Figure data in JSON
-- BEGIN --
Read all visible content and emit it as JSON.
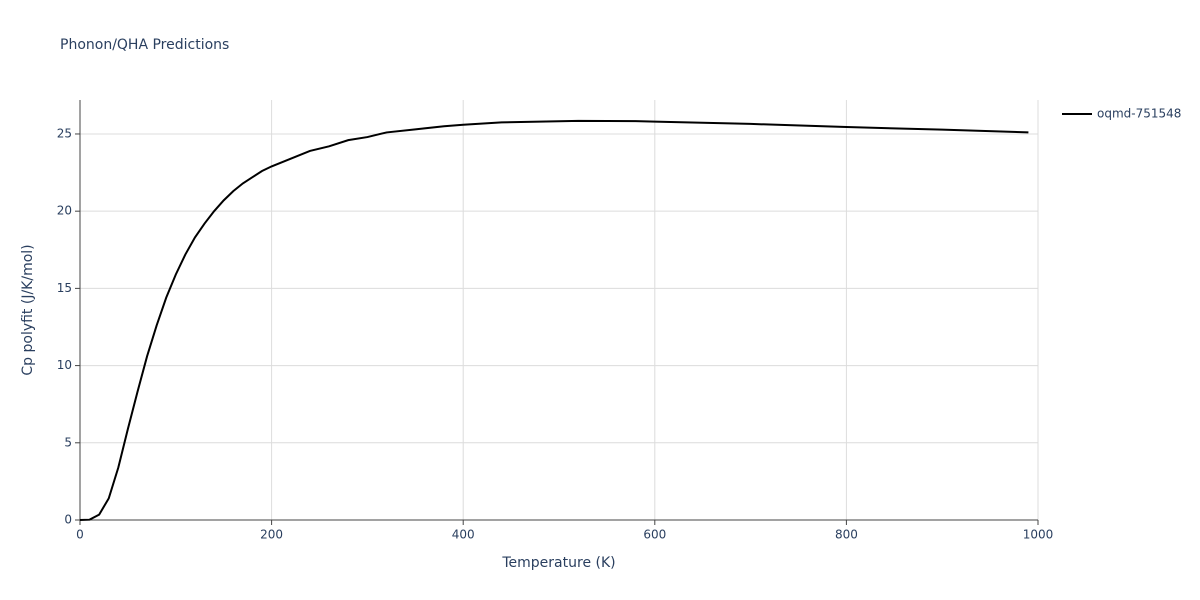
{
  "chart_data": {
    "type": "line",
    "title": "Phonon/QHA Predictions",
    "x_label": "Temperature (K)",
    "y_label": "Cp polyfit (J/K/mol)",
    "x": [
      0,
      10,
      20,
      30,
      40,
      50,
      60,
      70,
      80,
      90,
      100,
      110,
      120,
      130,
      140,
      150,
      160,
      170,
      180,
      190,
      200,
      220,
      240,
      260,
      280,
      300,
      320,
      350,
      380,
      400,
      440,
      500,
      520,
      580,
      600,
      700,
      800,
      900,
      990
    ],
    "series": [
      {
        "name": "oqmd-751548",
        "color": "#000000",
        "values": [
          0,
          0.02,
          0.35,
          1.4,
          3.4,
          5.9,
          8.3,
          10.6,
          12.6,
          14.4,
          15.9,
          17.2,
          18.3,
          19.2,
          20.0,
          20.7,
          21.3,
          21.8,
          22.2,
          22.6,
          22.9,
          23.4,
          23.9,
          24.2,
          24.6,
          24.8,
          25.1,
          25.3,
          25.5,
          25.6,
          25.75,
          25.82,
          25.85,
          25.83,
          25.8,
          25.65,
          25.45,
          25.28,
          25.1
        ]
      }
    ],
    "xlim": [
      0,
      1000
    ],
    "xticks": [
      0,
      200,
      400,
      600,
      800,
      1000
    ],
    "ylim": [
      0,
      27.2
    ],
    "yticks": [
      0,
      5,
      10,
      15,
      20,
      25
    ],
    "grid": true,
    "legend": "right"
  }
}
-- END --
Quote each record exactly as it stands, minus the pictures.

- _Written answer_
Read all visible content and emit it as JSON.
{
  "chart_data": {
    "type": "line",
    "title": "Phonon/QHA Predictions",
    "x_label": "Temperature (K)",
    "y_label": "Cp polyfit (J/K/mol)",
    "x": [
      0,
      10,
      20,
      30,
      40,
      50,
      60,
      70,
      80,
      90,
      100,
      110,
      120,
      130,
      140,
      150,
      160,
      170,
      180,
      190,
      200,
      220,
      240,
      260,
      280,
      300,
      320,
      350,
      380,
      400,
      440,
      500,
      520,
      580,
      600,
      700,
      800,
      900,
      990
    ],
    "series": [
      {
        "name": "oqmd-751548",
        "color": "#000000",
        "values": [
          0,
          0.02,
          0.35,
          1.4,
          3.4,
          5.9,
          8.3,
          10.6,
          12.6,
          14.4,
          15.9,
          17.2,
          18.3,
          19.2,
          20.0,
          20.7,
          21.3,
          21.8,
          22.2,
          22.6,
          22.9,
          23.4,
          23.9,
          24.2,
          24.6,
          24.8,
          25.1,
          25.3,
          25.5,
          25.6,
          25.75,
          25.82,
          25.85,
          25.83,
          25.8,
          25.65,
          25.45,
          25.28,
          25.1
        ]
      }
    ],
    "xlim": [
      0,
      1000
    ],
    "xticks": [
      0,
      200,
      400,
      600,
      800,
      1000
    ],
    "ylim": [
      0,
      27.2
    ],
    "yticks": [
      0,
      5,
      10,
      15,
      20,
      25
    ],
    "grid": true,
    "legend": "right"
  }
}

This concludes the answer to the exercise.